# To do
Find the lines that contain the word "median" and copy each one.

# Dataset entries on figures
○ ○ ○

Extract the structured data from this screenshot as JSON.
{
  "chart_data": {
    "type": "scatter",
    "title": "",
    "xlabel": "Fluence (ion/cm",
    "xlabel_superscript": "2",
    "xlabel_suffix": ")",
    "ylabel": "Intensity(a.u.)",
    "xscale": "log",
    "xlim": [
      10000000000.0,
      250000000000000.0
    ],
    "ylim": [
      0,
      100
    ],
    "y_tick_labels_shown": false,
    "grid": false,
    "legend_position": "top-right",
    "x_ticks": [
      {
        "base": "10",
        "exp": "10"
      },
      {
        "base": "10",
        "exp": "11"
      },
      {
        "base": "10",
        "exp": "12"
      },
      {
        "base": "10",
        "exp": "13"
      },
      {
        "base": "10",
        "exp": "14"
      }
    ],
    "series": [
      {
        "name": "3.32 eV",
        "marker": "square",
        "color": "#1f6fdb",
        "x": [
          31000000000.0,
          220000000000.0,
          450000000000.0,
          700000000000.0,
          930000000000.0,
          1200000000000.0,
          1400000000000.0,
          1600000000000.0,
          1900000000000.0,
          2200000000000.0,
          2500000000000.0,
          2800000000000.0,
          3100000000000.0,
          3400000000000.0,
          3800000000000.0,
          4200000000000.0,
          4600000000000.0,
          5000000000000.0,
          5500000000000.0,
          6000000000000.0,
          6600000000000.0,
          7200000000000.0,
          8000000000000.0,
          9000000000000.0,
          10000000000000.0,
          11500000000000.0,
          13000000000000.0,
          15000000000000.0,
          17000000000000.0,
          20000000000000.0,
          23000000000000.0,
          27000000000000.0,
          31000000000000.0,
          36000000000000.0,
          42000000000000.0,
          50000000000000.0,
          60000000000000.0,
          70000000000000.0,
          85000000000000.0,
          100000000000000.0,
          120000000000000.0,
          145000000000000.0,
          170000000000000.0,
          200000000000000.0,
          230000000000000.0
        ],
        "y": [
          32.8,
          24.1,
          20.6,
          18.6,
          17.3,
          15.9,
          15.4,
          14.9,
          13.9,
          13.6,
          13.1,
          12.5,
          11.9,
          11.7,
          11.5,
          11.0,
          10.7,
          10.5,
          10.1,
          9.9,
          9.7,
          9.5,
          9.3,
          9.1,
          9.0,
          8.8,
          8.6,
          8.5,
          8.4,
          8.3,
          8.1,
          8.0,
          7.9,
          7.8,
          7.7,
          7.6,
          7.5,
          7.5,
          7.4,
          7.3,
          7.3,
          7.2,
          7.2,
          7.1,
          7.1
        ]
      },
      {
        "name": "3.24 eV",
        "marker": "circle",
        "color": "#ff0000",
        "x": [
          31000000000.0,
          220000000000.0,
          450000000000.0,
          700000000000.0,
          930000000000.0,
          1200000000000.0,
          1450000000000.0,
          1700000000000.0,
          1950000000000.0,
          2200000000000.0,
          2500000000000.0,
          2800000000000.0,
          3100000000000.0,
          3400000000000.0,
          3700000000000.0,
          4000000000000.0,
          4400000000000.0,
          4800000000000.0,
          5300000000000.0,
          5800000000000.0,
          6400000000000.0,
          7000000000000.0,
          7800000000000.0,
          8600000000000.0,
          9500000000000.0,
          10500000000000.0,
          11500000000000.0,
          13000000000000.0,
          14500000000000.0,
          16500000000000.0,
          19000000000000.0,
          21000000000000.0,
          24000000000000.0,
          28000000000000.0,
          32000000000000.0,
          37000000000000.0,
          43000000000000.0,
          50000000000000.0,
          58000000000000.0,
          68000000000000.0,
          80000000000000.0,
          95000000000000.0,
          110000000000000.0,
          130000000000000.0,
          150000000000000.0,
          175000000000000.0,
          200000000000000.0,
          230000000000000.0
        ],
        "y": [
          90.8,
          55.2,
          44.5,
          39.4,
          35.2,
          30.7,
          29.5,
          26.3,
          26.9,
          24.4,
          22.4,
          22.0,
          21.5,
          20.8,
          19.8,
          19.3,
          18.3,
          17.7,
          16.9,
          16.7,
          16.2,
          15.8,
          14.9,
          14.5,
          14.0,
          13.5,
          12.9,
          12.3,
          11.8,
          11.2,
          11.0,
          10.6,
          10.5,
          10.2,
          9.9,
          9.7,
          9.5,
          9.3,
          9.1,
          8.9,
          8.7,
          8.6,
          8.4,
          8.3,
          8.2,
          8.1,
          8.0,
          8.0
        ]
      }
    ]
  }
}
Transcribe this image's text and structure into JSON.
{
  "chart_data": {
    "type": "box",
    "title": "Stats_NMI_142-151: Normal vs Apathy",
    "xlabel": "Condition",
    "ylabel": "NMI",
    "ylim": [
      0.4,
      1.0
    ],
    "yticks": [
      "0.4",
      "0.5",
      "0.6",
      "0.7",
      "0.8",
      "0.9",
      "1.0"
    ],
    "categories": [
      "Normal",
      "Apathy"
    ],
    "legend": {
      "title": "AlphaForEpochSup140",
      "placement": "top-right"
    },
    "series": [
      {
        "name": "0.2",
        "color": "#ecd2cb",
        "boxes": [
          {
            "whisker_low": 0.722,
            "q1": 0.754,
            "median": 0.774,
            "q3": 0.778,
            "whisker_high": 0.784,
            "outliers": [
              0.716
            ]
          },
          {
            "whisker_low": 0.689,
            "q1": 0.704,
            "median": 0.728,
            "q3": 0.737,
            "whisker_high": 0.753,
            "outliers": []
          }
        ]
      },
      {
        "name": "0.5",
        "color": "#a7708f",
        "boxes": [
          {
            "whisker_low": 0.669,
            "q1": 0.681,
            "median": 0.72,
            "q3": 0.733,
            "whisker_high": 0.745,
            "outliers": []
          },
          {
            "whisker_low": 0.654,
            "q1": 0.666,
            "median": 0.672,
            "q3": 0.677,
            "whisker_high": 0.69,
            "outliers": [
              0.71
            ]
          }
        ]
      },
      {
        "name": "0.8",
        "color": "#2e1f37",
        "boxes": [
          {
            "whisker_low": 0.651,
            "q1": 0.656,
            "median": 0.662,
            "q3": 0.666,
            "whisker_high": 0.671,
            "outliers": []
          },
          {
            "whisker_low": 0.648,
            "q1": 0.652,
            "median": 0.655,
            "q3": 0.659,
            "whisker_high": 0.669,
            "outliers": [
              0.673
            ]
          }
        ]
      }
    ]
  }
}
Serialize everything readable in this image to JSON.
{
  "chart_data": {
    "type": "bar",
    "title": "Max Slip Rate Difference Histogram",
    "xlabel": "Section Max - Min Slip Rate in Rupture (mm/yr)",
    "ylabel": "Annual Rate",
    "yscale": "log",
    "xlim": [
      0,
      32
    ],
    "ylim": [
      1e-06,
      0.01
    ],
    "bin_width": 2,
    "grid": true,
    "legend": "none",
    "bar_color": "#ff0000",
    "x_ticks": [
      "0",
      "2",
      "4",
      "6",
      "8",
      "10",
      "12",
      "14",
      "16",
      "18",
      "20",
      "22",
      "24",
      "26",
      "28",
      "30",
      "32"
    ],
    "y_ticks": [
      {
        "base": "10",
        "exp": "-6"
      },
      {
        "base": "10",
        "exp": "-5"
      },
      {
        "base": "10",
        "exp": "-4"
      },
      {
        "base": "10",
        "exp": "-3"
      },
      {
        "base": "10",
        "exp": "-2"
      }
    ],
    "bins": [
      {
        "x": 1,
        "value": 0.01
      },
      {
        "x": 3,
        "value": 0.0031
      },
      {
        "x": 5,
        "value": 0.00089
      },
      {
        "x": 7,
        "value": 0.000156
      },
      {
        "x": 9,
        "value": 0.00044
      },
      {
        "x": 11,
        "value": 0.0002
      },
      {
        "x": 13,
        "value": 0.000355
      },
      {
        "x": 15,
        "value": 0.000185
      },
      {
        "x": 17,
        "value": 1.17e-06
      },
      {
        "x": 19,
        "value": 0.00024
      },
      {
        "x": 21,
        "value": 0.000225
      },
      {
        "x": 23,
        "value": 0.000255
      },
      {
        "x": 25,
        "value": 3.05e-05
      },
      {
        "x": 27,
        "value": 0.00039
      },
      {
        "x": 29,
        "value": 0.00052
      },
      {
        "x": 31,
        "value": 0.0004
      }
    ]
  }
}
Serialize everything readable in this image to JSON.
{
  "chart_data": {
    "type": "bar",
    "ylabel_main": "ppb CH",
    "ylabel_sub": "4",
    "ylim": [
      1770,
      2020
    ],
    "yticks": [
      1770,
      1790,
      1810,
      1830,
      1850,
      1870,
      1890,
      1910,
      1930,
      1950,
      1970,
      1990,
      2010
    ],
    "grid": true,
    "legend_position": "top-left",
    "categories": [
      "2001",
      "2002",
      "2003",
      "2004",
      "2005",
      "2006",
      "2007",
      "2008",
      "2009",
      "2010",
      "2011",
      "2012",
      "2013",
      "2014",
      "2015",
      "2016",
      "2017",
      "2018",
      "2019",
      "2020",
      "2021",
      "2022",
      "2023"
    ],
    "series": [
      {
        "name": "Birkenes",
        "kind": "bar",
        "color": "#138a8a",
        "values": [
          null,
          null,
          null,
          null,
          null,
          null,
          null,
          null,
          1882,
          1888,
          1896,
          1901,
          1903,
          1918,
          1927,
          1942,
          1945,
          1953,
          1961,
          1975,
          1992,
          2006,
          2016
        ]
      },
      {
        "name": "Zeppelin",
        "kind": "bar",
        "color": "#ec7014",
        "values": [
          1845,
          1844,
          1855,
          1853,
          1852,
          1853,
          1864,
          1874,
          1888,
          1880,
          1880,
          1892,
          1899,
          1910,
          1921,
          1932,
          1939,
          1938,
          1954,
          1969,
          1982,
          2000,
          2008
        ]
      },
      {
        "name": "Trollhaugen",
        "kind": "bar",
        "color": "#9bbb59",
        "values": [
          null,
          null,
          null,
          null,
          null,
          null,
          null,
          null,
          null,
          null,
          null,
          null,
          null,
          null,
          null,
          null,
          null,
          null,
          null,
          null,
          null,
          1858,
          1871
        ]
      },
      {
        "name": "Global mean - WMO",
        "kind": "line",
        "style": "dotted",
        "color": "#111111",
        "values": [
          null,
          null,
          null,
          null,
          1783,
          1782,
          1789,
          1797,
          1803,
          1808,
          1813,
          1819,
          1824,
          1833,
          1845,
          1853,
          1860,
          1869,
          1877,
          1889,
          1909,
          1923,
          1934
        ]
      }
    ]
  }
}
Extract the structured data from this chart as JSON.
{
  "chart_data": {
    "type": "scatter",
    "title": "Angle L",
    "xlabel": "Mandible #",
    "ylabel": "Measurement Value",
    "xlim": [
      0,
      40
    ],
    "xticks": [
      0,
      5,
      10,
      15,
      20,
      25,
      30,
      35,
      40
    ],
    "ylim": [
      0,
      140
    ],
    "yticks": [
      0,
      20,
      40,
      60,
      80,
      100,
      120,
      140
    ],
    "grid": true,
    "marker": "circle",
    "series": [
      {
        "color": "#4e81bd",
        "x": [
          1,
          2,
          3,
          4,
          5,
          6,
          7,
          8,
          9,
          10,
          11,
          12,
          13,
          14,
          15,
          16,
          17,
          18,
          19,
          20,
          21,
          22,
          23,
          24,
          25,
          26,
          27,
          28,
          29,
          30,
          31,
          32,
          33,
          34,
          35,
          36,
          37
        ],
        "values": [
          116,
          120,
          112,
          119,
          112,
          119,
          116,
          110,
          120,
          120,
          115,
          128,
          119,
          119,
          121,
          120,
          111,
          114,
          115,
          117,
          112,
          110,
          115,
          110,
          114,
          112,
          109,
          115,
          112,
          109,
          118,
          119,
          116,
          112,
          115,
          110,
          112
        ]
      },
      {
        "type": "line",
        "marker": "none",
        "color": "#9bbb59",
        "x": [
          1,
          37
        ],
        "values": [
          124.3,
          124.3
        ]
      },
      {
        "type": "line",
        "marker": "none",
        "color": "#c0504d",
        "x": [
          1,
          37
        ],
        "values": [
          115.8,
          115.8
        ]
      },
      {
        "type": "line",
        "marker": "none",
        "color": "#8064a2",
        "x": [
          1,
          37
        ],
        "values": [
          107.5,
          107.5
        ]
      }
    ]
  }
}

○ ○ ○

# Task answer
            "median": 0.774,
            "median": 0.728,
            "median": 0.72,
            "median": 0.672,
            "median": 0.662,
            "median": 0.655,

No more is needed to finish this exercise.